[Stored items from a collection]
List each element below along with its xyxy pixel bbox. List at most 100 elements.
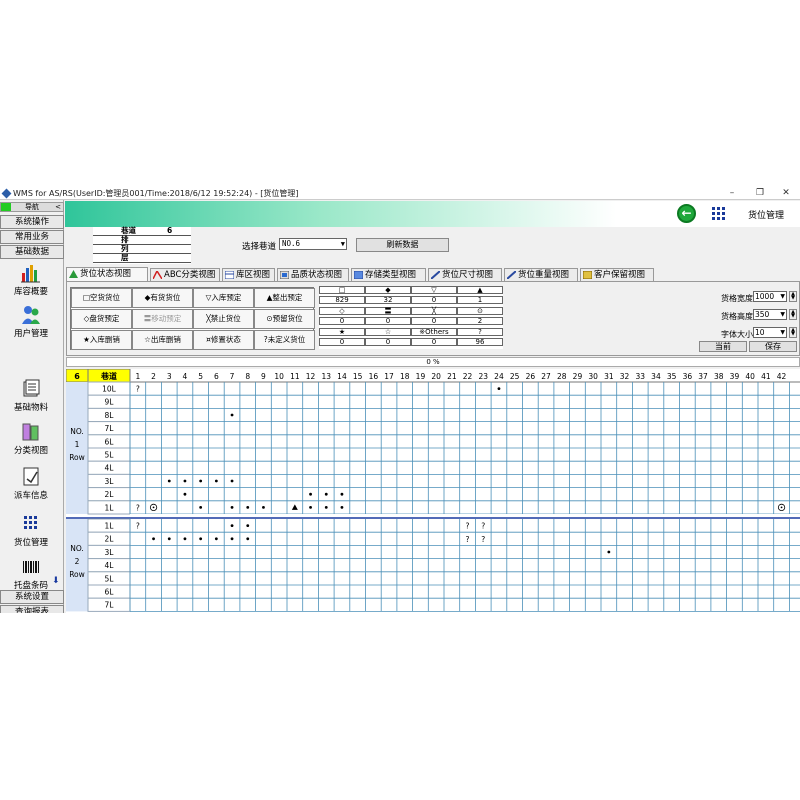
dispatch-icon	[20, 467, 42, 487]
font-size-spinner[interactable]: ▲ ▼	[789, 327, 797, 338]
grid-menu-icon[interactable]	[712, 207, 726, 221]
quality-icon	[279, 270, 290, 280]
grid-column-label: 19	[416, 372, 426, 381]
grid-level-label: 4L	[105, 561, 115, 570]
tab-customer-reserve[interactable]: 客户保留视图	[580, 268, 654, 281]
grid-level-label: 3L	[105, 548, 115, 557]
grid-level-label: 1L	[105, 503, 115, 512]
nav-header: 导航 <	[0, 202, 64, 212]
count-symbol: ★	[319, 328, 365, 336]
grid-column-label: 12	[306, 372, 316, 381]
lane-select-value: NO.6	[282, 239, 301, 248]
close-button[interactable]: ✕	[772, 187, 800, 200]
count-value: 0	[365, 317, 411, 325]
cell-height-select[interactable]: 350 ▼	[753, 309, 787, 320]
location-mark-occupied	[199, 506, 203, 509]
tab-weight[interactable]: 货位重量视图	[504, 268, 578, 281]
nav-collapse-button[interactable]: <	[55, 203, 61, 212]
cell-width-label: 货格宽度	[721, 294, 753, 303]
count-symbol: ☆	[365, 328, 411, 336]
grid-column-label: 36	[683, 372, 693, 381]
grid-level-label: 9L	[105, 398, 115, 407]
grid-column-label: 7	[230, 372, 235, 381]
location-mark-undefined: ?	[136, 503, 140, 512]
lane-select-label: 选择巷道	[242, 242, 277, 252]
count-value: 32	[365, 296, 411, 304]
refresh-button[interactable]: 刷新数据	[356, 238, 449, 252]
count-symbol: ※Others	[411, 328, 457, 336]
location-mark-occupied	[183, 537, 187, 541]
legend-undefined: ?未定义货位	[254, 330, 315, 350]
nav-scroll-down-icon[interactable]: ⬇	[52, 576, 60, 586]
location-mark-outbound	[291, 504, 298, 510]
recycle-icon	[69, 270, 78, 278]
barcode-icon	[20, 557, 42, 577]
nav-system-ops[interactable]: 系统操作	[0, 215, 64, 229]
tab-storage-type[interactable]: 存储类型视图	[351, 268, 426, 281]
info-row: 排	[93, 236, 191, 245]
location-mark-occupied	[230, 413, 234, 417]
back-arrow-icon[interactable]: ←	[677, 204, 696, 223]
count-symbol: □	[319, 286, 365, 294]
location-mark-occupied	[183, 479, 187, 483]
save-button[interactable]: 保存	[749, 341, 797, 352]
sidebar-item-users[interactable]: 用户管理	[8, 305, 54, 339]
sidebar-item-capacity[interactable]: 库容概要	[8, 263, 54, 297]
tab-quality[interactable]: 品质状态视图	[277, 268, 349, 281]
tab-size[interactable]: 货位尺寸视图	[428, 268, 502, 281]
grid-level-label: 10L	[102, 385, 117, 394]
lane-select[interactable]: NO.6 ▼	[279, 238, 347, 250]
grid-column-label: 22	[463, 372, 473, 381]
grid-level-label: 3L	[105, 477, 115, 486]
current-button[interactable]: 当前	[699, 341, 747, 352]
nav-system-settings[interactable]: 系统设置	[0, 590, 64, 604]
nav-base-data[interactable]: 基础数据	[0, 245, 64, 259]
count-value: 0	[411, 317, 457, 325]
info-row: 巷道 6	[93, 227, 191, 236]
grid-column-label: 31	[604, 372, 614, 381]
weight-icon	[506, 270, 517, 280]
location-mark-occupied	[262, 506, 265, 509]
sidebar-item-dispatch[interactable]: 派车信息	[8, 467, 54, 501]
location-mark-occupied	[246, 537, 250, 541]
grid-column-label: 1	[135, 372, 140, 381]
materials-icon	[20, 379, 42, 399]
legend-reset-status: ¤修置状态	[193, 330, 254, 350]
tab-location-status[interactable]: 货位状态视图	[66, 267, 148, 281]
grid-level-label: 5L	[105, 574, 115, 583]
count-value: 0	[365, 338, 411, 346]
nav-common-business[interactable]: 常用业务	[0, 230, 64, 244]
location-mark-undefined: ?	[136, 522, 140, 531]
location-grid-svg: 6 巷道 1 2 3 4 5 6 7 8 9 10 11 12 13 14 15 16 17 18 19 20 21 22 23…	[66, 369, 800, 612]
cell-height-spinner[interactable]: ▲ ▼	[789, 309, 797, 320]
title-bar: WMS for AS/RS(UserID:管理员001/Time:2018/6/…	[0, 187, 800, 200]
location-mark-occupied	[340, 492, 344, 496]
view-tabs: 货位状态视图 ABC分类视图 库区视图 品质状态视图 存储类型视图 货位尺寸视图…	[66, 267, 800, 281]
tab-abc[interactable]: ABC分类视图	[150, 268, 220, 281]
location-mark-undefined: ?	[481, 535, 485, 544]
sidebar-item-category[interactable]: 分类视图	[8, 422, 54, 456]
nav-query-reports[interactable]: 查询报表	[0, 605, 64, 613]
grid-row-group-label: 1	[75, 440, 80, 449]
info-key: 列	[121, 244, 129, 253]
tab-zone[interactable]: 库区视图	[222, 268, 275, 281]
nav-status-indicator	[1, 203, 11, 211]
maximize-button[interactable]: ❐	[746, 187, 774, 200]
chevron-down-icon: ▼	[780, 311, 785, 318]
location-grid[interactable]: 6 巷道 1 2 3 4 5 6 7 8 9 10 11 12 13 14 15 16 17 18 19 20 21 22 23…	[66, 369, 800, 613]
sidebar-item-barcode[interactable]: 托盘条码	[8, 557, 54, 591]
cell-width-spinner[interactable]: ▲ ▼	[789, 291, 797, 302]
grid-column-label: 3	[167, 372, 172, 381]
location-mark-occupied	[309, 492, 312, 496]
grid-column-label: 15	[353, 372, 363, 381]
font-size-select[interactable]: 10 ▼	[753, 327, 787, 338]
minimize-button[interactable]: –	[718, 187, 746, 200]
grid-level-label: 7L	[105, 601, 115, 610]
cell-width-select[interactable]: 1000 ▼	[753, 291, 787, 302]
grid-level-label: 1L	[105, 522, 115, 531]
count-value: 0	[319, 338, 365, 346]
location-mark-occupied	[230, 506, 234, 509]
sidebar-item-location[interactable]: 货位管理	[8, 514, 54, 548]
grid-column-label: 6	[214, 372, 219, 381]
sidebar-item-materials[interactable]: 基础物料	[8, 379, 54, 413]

---

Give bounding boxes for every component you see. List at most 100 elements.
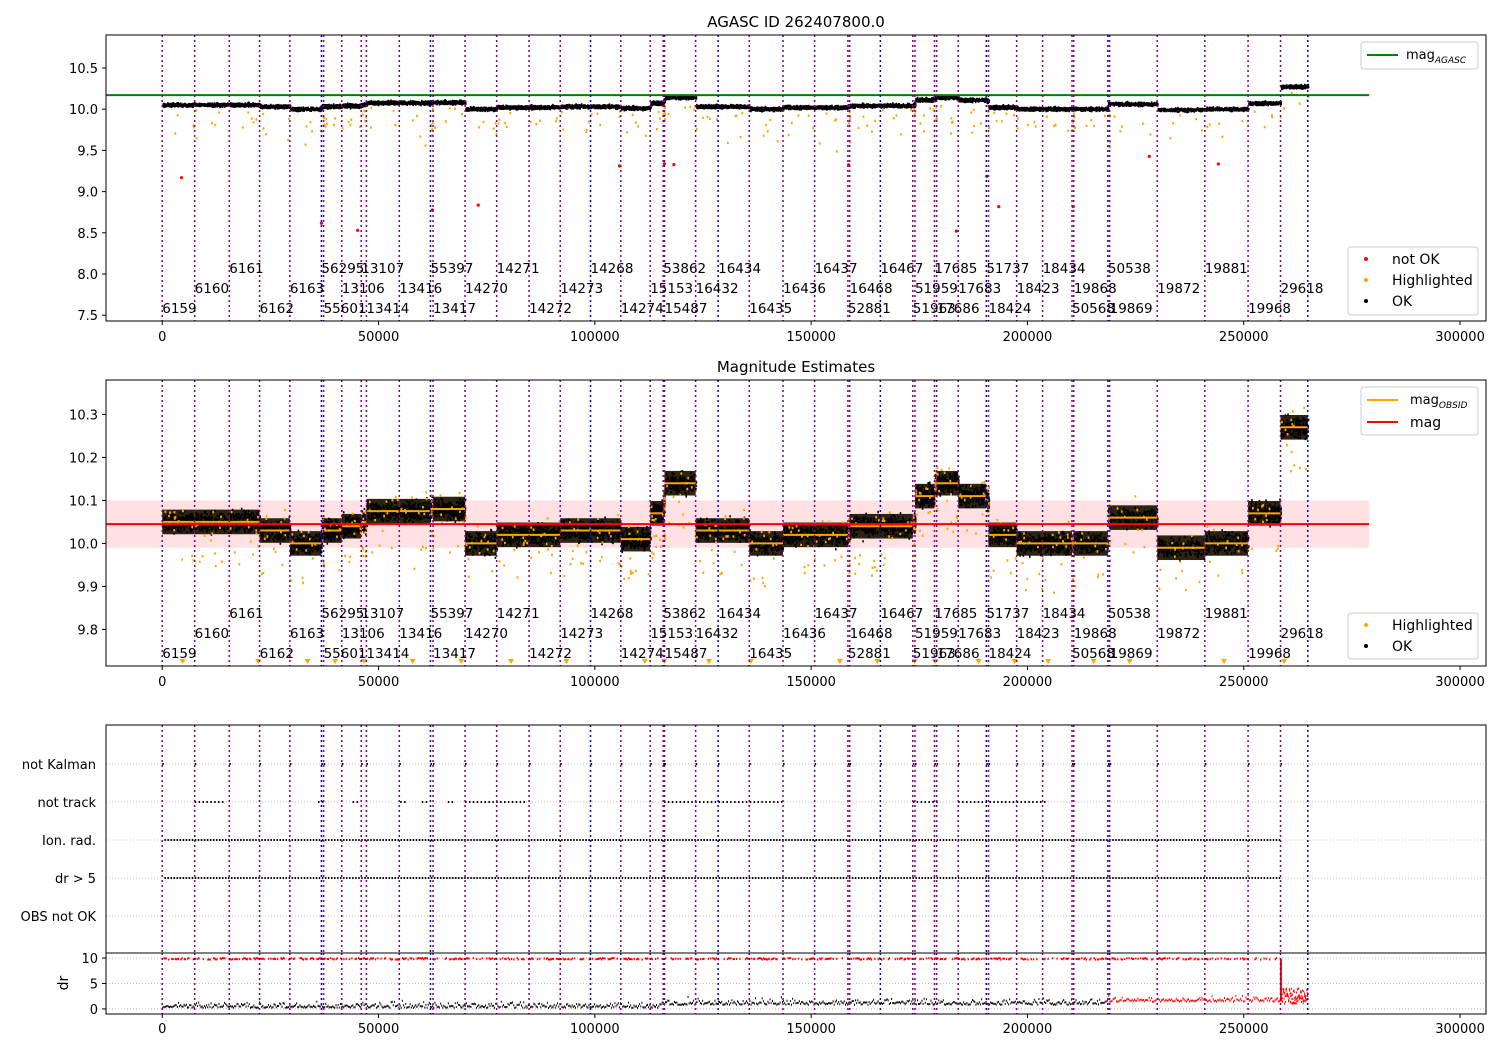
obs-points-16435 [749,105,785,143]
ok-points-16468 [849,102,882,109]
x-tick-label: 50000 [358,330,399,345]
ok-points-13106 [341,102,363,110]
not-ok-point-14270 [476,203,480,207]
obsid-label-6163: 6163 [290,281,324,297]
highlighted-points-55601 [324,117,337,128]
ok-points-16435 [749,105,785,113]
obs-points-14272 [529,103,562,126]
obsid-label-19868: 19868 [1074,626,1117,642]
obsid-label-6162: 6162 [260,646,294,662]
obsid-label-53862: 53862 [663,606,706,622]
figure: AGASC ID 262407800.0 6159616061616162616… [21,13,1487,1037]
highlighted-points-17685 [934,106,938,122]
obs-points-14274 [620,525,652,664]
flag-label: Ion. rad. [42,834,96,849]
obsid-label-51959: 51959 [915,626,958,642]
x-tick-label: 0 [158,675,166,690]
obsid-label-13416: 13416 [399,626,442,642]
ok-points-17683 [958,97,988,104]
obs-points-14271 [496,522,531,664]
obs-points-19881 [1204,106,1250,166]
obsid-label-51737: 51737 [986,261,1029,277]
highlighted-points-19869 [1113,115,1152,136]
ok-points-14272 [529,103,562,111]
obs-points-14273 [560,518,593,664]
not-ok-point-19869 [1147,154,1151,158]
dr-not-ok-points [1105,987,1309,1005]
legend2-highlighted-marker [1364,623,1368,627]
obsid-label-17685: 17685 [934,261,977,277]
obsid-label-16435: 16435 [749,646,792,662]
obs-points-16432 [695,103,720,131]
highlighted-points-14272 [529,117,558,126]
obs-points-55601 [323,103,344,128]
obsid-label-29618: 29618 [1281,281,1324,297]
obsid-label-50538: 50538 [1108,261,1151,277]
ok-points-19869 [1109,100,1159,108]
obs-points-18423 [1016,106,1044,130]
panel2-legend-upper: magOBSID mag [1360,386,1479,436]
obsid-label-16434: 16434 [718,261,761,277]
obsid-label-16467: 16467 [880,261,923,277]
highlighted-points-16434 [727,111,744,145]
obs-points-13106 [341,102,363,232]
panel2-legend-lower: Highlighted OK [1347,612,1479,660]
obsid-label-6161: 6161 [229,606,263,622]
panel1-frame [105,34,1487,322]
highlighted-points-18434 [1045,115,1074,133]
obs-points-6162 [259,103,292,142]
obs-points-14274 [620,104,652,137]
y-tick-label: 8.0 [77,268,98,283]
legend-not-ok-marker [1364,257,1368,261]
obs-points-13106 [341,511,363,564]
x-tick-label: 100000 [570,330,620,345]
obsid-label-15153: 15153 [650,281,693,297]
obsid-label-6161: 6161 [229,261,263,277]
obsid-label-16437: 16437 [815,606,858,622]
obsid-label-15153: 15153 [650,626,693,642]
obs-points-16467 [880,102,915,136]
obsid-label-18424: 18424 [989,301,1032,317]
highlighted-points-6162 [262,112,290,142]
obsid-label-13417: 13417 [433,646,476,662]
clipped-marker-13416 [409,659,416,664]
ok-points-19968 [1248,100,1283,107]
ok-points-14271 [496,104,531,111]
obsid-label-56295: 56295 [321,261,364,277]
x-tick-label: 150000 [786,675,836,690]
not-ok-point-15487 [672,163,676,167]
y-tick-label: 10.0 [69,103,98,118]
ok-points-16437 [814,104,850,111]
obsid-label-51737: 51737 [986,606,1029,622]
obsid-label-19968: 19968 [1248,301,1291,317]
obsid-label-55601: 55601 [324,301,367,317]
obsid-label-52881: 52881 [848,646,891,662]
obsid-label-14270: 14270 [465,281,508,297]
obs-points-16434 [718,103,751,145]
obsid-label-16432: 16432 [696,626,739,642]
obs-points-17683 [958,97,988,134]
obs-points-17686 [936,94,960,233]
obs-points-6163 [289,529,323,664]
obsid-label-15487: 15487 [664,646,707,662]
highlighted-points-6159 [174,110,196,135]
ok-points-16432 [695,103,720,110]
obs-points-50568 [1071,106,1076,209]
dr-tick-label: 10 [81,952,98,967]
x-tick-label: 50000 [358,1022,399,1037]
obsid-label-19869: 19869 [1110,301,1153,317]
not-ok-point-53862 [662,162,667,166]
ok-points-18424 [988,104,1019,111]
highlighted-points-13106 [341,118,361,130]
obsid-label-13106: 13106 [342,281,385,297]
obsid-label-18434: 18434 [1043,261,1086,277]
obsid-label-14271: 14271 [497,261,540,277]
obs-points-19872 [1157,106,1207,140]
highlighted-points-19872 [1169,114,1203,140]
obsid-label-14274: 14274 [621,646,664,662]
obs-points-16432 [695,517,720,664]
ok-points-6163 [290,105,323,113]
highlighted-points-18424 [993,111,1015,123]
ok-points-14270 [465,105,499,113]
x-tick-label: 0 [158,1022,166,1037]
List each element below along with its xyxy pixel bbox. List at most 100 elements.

Task prompt: Put the part of the second block of records that opens with the line containing "obs-points-16435 [749,105,785,143]" and closes with the line containing "ok-points-14272 [529,103,562,111]" into a JSON list of strings, one string per line, with blank lines left out.

Answer in full:
[
  "obs-points-16435 [749,105,785,143]",
  "ok-points-16468 [849,102,882,109]",
  "x-tick-label: 50000 [358,330,399,345]",
  "ok-points-13106 [341,102,363,110]",
  "not-ok-point-14270 [476,203,480,207]",
  "obsid-label-6163: 6163 [290,281,324,297]",
  "highlighted-points-55601 [324,117,337,128]",
  "ok-points-16435 [749,105,785,113]",
  "obs-points-14272 [529,103,562,126]",
  "obsid-label-19868: 19868 [1074,626,1117,642]",
  "obsid-label-6162: 6162 [260,646,294,662]",
  "obsid-label-53862: 53862 [663,606,706,622]",
  "figure: AGASC ID 262407800.0 6159616061616162616… [21,13,1487,1037]",
  "highlighted-points-17685 [934,106,938,122]",
  "obs-points-14274 [620,525,652,664]",
  "flag-label: Ion. rad. [42,834,96,849]",
  "obsid-label-51959: 51959 [915,626,958,642]",
  "x-tick-label: 0 [158,675,166,690]",
  "obsid-label-13416: 13416 [399,626,442,642]",
  "ok-points-17683 [958,97,988,104]",
  "obs-points-14271 [496,522,531,664]",
  "obs-points-19881 [1204,106,1250,166]",
  "obsid-label-51737: 51737 [986,261,1029,277]",
  "highlighted-points-19869 [1113,115,1152,136]",
  "ok-points-14272 [529,103,562,111]"
]